▸ EXERCISE: Copy out every line of the item below word for word, leaving out the picture.

----- RECORDS SUPPLIED -----

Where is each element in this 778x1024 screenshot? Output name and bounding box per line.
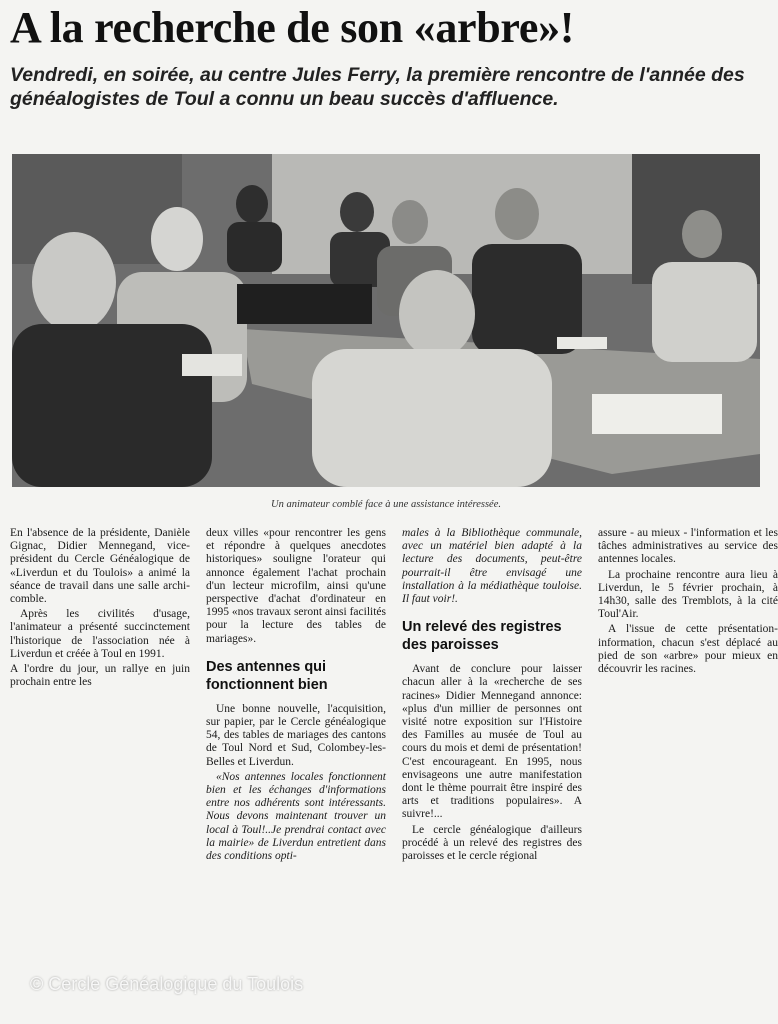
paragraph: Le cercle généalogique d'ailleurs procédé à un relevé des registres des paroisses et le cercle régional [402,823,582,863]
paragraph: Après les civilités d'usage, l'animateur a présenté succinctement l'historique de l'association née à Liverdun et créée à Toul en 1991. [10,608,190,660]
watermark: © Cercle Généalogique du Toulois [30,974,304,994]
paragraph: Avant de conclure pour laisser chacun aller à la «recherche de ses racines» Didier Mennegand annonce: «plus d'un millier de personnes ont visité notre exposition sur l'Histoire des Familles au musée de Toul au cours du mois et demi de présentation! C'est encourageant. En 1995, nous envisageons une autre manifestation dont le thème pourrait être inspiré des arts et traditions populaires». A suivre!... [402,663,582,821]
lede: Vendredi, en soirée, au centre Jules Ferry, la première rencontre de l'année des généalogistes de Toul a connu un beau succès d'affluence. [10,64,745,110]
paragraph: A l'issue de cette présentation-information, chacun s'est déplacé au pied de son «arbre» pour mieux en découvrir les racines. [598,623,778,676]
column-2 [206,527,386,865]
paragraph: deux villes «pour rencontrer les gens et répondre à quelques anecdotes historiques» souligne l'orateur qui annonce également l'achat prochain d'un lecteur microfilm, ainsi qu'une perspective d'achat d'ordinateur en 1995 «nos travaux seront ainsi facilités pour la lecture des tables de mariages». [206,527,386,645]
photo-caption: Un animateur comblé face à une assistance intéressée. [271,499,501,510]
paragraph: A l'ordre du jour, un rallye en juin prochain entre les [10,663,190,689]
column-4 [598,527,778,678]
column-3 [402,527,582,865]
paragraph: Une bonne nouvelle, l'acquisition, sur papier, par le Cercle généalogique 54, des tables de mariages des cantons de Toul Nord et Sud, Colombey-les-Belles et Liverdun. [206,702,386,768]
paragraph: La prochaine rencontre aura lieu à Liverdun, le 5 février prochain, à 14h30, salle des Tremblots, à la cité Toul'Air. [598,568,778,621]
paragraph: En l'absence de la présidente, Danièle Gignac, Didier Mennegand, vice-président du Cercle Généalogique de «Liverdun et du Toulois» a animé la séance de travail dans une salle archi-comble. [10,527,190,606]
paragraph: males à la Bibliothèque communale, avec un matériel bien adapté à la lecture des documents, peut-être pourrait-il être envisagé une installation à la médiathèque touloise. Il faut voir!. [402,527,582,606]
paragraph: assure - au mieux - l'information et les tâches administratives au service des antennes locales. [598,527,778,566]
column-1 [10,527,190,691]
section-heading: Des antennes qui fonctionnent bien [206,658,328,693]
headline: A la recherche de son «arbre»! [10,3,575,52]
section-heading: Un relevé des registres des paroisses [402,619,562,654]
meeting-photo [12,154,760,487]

-----

▸ ANSWER TO THE EXERCISE:
Where is each element in this 778x1024 screenshot? Output name and bounding box per line.
paragraph: Le cercle généalogique d'ailleurs procédé à un relevé des registres des paroisses et le cercle régional [402,823,582,863]
paragraph: Après les civilités d'usage, l'animateur a présenté succinctement l'historique de l'association née à Liverdun et créée à Toul en 1991. [10,608,190,660]
watermark: © Cercle Généalogique du Toulois [30,974,304,994]
paragraph: Avant de conclure pour laisser chacun aller à la «recherche de ses racines» Didier Mennegand annonce: «plus d'un millier de personnes ont visité notre exposition sur l'Histoire des Familles au musée de Toul au cours du mois et demi de présentation! C'est encourageant. En 1995, nous envisageons une autre manifestation dont le thème pourrait être inspiré des arts et traditions populaires». A suivre!... [402,663,582,821]
lede: Vendredi, en soirée, au centre Jules Ferry, la première rencontre de l'année des généalogistes de Toul a connu un beau succès d'affluence. [10,64,745,110]
paragraph: A l'issue de cette présentation-information, chacun s'est déplacé au pied de son «arbre» pour mieux en découvrir les racines. [598,623,778,676]
column-2 [206,527,386,865]
paragraph: deux villes «pour rencontrer les gens et répondre à quelques anecdotes historiques» souligne l'orateur qui annonce également l'achat prochain d'un lecteur microfilm, ainsi qu'une perspective d'achat d'ordinateur en 1995 «nos travaux seront ainsi facilités pour la lecture des tables de mariages». [206,527,386,645]
photo-caption: Un animateur comblé face à une assistance intéressée. [271,499,501,510]
paragraph: A l'ordre du jour, un rallye en juin prochain entre les [10,663,190,689]
column-4 [598,527,778,678]
column-3 [402,527,582,865]
paragraph: Une bonne nouvelle, l'acquisition, sur papier, par le Cercle généalogique 54, des tables de mariages des cantons de Toul Nord et Sud, Colombey-les-Belles et Liverdun. [206,702,386,768]
paragraph: La prochaine rencontre aura lieu à Liverdun, le 5 février prochain, à 14h30, salle des Tremblots, à la cité Toul'Air. [598,568,778,621]
paragraph: En l'absence de la présidente, Danièle Gignac, Didier Mennegand, vice-président du Cercle Généalogique de «Liverdun et du Toulois» a animé la séance de travail dans une salle archi-comble. [10,527,190,606]
paragraph: males à la Bibliothèque communale, avec un matériel bien adapté à la lecture des documents, peut-être pourrait-il être envisagé une installation à la médiathèque touloise. Il faut voir!. [402,527,582,606]
paragraph: assure - au mieux - l'information et les tâches administratives au service des antennes locales. [598,527,778,566]
column-1 [10,527,190,691]
section-heading: Des antennes qui fonctionnent bien [206,658,328,693]
headline: A la recherche de son «arbre»! [10,3,575,52]
section-heading: Un relevé des registres des paroisses [402,619,562,654]
meeting-photo [12,154,760,487]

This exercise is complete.